▸ **AIM OF THE TASK**: Reproduce all of the records exactly.

Rows from a figure dataset:
--

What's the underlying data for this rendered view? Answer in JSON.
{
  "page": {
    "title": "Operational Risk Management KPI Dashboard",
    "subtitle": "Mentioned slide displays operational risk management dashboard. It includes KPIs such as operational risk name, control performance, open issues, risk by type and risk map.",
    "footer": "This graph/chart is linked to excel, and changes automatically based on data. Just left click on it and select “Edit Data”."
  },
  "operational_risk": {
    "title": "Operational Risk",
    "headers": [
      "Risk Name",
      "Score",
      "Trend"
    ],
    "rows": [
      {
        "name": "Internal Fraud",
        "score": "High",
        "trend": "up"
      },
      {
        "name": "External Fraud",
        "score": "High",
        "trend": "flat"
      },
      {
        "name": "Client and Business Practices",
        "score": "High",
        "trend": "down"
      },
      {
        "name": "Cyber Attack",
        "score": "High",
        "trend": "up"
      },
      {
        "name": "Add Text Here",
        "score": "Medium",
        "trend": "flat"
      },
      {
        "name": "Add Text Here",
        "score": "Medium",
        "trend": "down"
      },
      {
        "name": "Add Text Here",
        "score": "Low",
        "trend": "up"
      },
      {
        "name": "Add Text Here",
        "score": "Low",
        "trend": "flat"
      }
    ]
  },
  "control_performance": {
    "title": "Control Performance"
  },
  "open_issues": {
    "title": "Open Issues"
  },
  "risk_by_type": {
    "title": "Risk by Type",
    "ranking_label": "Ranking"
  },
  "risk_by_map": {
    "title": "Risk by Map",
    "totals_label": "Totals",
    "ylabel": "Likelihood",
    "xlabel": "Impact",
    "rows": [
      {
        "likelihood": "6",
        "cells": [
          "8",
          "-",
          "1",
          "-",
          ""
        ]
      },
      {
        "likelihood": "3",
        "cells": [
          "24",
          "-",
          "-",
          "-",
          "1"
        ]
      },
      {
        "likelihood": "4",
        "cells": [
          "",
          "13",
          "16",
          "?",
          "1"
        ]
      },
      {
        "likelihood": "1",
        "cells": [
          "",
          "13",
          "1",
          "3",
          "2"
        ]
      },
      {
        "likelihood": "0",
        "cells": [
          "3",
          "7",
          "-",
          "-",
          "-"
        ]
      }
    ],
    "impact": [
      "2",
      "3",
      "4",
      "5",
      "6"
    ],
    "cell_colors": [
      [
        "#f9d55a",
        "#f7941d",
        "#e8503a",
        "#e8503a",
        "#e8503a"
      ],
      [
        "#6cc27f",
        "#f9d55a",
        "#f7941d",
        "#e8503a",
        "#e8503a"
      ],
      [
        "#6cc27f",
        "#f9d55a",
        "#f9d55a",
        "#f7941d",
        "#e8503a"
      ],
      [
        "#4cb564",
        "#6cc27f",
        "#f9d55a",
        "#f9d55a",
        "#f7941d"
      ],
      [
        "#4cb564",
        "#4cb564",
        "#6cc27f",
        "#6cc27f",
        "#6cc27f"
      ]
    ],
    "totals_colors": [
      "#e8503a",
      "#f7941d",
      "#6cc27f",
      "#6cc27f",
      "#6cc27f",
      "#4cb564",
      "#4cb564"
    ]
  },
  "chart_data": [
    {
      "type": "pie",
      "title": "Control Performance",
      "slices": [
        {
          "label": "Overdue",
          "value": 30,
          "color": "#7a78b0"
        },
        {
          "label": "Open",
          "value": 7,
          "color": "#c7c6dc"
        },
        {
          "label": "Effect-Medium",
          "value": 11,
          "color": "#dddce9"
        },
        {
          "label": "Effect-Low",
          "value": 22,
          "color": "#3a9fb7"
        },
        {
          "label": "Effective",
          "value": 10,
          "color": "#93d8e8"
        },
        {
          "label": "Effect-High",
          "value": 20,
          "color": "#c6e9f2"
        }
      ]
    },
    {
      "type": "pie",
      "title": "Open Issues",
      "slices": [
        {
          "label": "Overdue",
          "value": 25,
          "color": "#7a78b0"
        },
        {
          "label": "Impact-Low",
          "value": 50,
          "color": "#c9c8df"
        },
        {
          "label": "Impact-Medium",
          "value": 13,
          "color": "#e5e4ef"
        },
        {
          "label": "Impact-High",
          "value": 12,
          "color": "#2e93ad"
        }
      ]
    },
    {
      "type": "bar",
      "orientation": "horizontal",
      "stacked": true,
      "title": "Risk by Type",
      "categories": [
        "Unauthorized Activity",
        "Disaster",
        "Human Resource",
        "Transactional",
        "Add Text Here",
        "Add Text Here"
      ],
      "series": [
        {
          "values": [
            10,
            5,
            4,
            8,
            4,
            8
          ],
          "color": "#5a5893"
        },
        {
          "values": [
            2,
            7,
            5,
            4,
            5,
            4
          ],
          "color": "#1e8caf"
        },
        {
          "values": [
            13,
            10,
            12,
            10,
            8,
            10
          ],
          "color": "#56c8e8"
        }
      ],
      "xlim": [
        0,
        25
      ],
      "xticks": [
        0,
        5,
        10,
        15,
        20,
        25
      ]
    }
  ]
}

--

▸ **FINISHED TASK**:
What's the underlying data for this rendered view? Answer in JSON.
{
  "page": {
    "title": "Operational Risk Management KPI Dashboard",
    "subtitle": "Mentioned slide displays operational risk management dashboard. It includes KPIs such as operational risk name, control performance, open issues, risk by type and risk map.",
    "footer": "This graph/chart is linked to excel, and changes automatically based on data. Just left click on it and select “Edit Data”."
  },
  "operational_risk": {
    "title": "Operational Risk",
    "headers": [
      "Risk Name",
      "Score",
      "Trend"
    ],
    "rows": [
      {
        "name": "Internal Fraud",
        "score": "High",
        "trend": "up"
      },
      {
        "name": "External Fraud",
        "score": "High",
        "trend": "flat"
      },
      {
        "name": "Client and Business Practices",
        "score": "High",
        "trend": "down"
      },
      {
        "name": "Cyber Attack",
        "score": "High",
        "trend": "up"
      },
      {
        "name": "Add Text Here",
        "score": "Medium",
        "trend": "flat"
      },
      {
        "name": "Add Text Here",
        "score": "Medium",
        "trend": "down"
      },
      {
        "name": "Add Text Here",
        "score": "Low",
        "trend": "up"
      },
      {
        "name": "Add Text Here",
        "score": "Low",
        "trend": "flat"
      }
    ]
  },
  "control_performance": {
    "title": "Control Performance"
  },
  "open_issues": {
    "title": "Open Issues"
  },
  "risk_by_type": {
    "title": "Risk by Type",
    "ranking_label": "Ranking"
  },
  "risk_by_map": {
    "title": "Risk by Map",
    "totals_label": "Totals",
    "ylabel": "Likelihood",
    "xlabel": "Impact",
    "rows": [
      {
        "likelihood": "6",
        "cells": [
          "8",
          "-",
          "1",
          "-",
          ""
        ]
      },
      {
        "likelihood": "3",
        "cells": [
          "24",
          "-",
          "-",
          "-",
          "1"
        ]
      },
      {
        "likelihood": "4",
        "cells": [
          "",
          "13",
          "16",
          "?",
          "1"
        ]
      },
      {
        "likelihood": "1",
        "cells": [
          "",
          "13",
          "1",
          "3",
          "2"
        ]
      },
      {
        "likelihood": "0",
        "cells": [
          "3",
          "7",
          "-",
          "-",
          "-"
        ]
      }
    ],
    "impact": [
      "2",
      "3",
      "4",
      "5",
      "6"
    ],
    "cell_colors": [
      [
        "#f9d55a",
        "#f7941d",
        "#e8503a",
        "#e8503a",
        "#e8503a"
      ],
      [
        "#6cc27f",
        "#f9d55a",
        "#f7941d",
        "#e8503a",
        "#e8503a"
      ],
      [
        "#6cc27f",
        "#f9d55a",
        "#f9d55a",
        "#f7941d",
        "#e8503a"
      ],
      [
        "#4cb564",
        "#6cc27f",
        "#f9d55a",
        "#f9d55a",
        "#f7941d"
      ],
      [
        "#4cb564",
        "#4cb564",
        "#6cc27f",
        "#6cc27f",
        "#6cc27f"
      ]
    ],
    "totals_colors": [
      "#e8503a",
      "#f7941d",
      "#6cc27f",
      "#6cc27f",
      "#6cc27f",
      "#4cb564",
      "#4cb564"
    ]
  },
  "chart_data": [
    {
      "type": "pie",
      "title": "Control Performance",
      "slices": [
        {
          "label": "Overdue",
          "value": 30,
          "color": "#7a78b0"
        },
        {
          "label": "Open",
          "value": 7,
          "color": "#c7c6dc"
        },
        {
          "label": "Effect-Medium",
          "value": 11,
          "color": "#dddce9"
        },
        {
          "label": "Effect-Low",
          "value": 22,
          "color": "#3a9fb7"
        },
        {
          "label": "Effective",
          "value": 10,
          "color": "#93d8e8"
        },
        {
          "label": "Effect-High",
          "value": 20,
          "color": "#c6e9f2"
        }
      ]
    },
    {
      "type": "pie",
      "title": "Open Issues",
      "slices": [
        {
          "label": "Overdue",
          "value": 25,
          "color": "#7a78b0"
        },
        {
          "label": "Impact-Low",
          "value": 50,
          "color": "#c9c8df"
        },
        {
          "label": "Impact-Medium",
          "value": 13,
          "color": "#e5e4ef"
        },
        {
          "label": "Impact-High",
          "value": 12,
          "color": "#2e93ad"
        }
      ]
    },
    {
      "type": "bar",
      "orientation": "horizontal",
      "stacked": true,
      "title": "Risk by Type",
      "categories": [
        "Unauthorized Activity",
        "Disaster",
        "Human Resource",
        "Transactional",
        "Add Text Here",
        "Add Text Here"
      ],
      "series": [
        {
          "values": [
            10,
            5,
            4,
            8,
            4,
            8
          ],
          "color": "#5a5893"
        },
        {
          "values": [
            2,
            7,
            5,
            4,
            5,
            4
          ],
          "color": "#1e8caf"
        },
        {
          "values": [
            13,
            10,
            12,
            10,
            8,
            10
          ],
          "color": "#56c8e8"
        }
      ],
      "xlim": [
        0,
        25
      ],
      "xticks": [
        0,
        5,
        10,
        15,
        20,
        25
      ]
    }
  ]
}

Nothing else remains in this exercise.